Estratto del testo.
Il libro della Rivelazione (L’Apocalisse)
Estratto da “Introduzione al Nuovo Testamento”
Di Raymond E. Brown – Ed.
Queriniana 2008
Giungiamo ora al libro che
sta alla fine del NT canonico anche se non è l’ultimo ad essere stato
composto — la
2a Lettera di Pietro ha questa peculiarità.
Entrambi i titoli che compaiono nel titolo possono essere usati per il libro
(mi preme però notare che il libro non dovrebbe essere chiamato Rivelazioni) e tutti e due significano alla lettera ‘svelamento’. Tuttavia
‘Apocalisse’ (dal titolo greco del libro
Apokálypsis) ha il
vantaggio di cogliere il carattere esoterico del genere di quest’opera,
perché non si pensi ad essa come rivelazione nel senso religioso ordinario
di una comunicazione divina di informazioni. Quest’osservazione ci porta
alla principale difficoltà del libro.

Compiti.
1. Riporta parola per parola il tratto dell'estratto sull'Apocalisse che va da "Queriniana 2008" fino a "ha questa peculiarità.".
2. Restituisci ogni riga dei record in cui compare la stringa "SLAM".

Dati in ingresso.
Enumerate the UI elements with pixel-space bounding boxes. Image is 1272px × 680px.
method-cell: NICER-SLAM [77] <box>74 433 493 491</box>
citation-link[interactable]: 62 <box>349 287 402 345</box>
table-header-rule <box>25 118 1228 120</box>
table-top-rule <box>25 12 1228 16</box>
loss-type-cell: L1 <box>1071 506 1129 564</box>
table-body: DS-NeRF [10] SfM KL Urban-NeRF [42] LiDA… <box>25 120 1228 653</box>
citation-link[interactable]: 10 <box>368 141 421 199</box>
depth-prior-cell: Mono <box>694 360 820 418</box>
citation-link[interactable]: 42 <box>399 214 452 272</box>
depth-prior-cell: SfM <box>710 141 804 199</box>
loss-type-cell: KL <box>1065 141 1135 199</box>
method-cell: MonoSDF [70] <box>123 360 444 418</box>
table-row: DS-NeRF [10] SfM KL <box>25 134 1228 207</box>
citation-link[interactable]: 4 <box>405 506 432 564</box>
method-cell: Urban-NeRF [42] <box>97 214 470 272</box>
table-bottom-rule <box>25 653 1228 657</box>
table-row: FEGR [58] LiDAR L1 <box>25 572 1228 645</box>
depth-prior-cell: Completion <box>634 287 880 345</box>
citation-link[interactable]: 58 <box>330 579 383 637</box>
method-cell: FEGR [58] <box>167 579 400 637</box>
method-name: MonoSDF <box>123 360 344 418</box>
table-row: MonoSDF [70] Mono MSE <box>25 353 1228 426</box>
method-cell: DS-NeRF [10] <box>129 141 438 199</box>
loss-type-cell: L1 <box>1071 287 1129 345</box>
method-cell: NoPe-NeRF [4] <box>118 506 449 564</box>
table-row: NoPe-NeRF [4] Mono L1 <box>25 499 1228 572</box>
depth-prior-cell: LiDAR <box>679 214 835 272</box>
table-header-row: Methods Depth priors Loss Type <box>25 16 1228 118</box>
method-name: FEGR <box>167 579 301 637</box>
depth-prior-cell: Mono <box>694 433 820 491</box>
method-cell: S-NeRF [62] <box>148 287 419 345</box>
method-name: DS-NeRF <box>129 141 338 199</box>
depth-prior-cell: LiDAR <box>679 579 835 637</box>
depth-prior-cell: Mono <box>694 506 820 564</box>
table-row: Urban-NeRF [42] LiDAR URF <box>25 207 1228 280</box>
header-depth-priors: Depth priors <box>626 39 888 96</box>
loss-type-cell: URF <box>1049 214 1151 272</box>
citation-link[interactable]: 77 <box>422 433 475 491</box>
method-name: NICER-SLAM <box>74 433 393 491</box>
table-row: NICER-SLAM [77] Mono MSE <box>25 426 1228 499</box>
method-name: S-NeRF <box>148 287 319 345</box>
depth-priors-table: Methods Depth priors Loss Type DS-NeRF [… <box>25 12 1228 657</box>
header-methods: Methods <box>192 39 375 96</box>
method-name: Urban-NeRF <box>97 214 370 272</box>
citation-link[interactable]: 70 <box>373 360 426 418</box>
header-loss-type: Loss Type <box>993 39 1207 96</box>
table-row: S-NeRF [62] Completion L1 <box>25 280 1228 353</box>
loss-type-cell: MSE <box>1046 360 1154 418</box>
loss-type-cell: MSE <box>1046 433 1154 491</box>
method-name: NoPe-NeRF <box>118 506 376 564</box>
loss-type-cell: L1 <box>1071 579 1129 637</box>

Risposte attese.
1.
Queriniana 2008
Giungiamo ora al libro che
sta alla fine del NT canonico anche se non è l’ultimo ad essere stato
composto — la
2a Lettera di Pietro ha questa peculiarità.

2.
method-cell: NICER-SLAM [77] <box>74 433 493 491</box>
method-name: NICER-SLAM <box>74 433 393 491</box>
table-row: NICER-SLAM [77] Mono MSE <box>25 426 1228 499</box>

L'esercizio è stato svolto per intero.